Records to process:
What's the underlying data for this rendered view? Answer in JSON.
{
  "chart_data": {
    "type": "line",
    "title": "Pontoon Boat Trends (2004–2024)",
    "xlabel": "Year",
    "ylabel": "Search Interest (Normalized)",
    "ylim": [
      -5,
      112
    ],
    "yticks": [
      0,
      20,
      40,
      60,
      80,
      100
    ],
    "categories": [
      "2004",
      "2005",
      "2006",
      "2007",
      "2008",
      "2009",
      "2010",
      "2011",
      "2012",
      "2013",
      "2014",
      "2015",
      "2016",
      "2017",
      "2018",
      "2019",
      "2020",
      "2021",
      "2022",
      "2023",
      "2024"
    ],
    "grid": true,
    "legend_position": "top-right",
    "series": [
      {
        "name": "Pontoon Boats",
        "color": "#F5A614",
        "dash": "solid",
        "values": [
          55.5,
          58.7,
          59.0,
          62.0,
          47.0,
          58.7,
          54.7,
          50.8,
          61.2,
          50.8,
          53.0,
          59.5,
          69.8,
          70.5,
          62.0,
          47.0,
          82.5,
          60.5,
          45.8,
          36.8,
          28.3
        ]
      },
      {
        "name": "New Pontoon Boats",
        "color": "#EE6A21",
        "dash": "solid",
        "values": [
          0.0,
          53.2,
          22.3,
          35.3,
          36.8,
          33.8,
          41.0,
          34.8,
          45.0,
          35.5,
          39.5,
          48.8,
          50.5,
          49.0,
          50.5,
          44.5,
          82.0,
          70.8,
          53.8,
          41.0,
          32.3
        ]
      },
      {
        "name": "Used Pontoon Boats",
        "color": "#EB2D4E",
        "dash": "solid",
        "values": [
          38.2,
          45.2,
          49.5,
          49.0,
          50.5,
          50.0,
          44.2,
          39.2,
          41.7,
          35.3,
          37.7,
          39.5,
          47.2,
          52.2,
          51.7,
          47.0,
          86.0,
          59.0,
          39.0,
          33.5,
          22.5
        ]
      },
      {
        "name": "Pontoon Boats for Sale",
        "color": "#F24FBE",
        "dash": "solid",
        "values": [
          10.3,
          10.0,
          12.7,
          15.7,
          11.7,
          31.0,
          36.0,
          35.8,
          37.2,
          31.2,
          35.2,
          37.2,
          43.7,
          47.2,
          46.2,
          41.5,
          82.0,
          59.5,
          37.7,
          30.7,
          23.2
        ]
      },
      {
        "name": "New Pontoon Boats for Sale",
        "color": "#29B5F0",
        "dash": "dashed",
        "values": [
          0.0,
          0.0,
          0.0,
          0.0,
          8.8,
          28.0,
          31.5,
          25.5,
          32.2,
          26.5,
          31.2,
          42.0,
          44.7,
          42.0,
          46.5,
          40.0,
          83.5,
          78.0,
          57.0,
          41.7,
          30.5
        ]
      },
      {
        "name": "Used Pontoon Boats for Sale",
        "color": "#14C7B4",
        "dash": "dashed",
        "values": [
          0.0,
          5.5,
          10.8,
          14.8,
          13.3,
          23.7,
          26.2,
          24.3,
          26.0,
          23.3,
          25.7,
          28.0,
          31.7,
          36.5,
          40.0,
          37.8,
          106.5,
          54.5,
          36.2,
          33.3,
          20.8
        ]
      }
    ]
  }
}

Aim of the exercise:
Reproduce each entry exactly, leaving out nothing.

Solution to this task:
What's the underlying data for this rendered view? Answer in JSON.
{
  "chart_data": {
    "type": "line",
    "title": "Pontoon Boat Trends (2004–2024)",
    "xlabel": "Year",
    "ylabel": "Search Interest (Normalized)",
    "ylim": [
      -5,
      112
    ],
    "yticks": [
      0,
      20,
      40,
      60,
      80,
      100
    ],
    "categories": [
      "2004",
      "2005",
      "2006",
      "2007",
      "2008",
      "2009",
      "2010",
      "2011",
      "2012",
      "2013",
      "2014",
      "2015",
      "2016",
      "2017",
      "2018",
      "2019",
      "2020",
      "2021",
      "2022",
      "2023",
      "2024"
    ],
    "grid": true,
    "legend_position": "top-right",
    "series": [
      {
        "name": "Pontoon Boats",
        "color": "#F5A614",
        "dash": "solid",
        "values": [
          55.5,
          58.7,
          59.0,
          62.0,
          47.0,
          58.7,
          54.7,
          50.8,
          61.2,
          50.8,
          53.0,
          59.5,
          69.8,
          70.5,
          62.0,
          47.0,
          82.5,
          60.5,
          45.8,
          36.8,
          28.3
        ]
      },
      {
        "name": "New Pontoon Boats",
        "color": "#EE6A21",
        "dash": "solid",
        "values": [
          0.0,
          53.2,
          22.3,
          35.3,
          36.8,
          33.8,
          41.0,
          34.8,
          45.0,
          35.5,
          39.5,
          48.8,
          50.5,
          49.0,
          50.5,
          44.5,
          82.0,
          70.8,
          53.8,
          41.0,
          32.3
        ]
      },
      {
        "name": "Used Pontoon Boats",
        "color": "#EB2D4E",
        "dash": "solid",
        "values": [
          38.2,
          45.2,
          49.5,
          49.0,
          50.5,
          50.0,
          44.2,
          39.2,
          41.7,
          35.3,
          37.7,
          39.5,
          47.2,
          52.2,
          51.7,
          47.0,
          86.0,
          59.0,
          39.0,
          33.5,
          22.5
        ]
      },
      {
        "name": "Pontoon Boats for Sale",
        "color": "#F24FBE",
        "dash": "solid",
        "values": [
          10.3,
          10.0,
          12.7,
          15.7,
          11.7,
          31.0,
          36.0,
          35.8,
          37.2,
          31.2,
          35.2,
          37.2,
          43.7,
          47.2,
          46.2,
          41.5,
          82.0,
          59.5,
          37.7,
          30.7,
          23.2
        ]
      },
      {
        "name": "New Pontoon Boats for Sale",
        "color": "#29B5F0",
        "dash": "dashed",
        "values": [
          0.0,
          0.0,
          0.0,
          0.0,
          8.8,
          28.0,
          31.5,
          25.5,
          32.2,
          26.5,
          31.2,
          42.0,
          44.7,
          42.0,
          46.5,
          40.0,
          83.5,
          78.0,
          57.0,
          41.7,
          30.5
        ]
      },
      {
        "name": "Used Pontoon Boats for Sale",
        "color": "#14C7B4",
        "dash": "dashed",
        "values": [
          0.0,
          5.5,
          10.8,
          14.8,
          13.3,
          23.7,
          26.2,
          24.3,
          26.0,
          23.3,
          25.7,
          28.0,
          31.7,
          36.5,
          40.0,
          37.8,
          106.5,
          54.5,
          36.2,
          33.3,
          20.8
        ]
      }
    ]
  }
}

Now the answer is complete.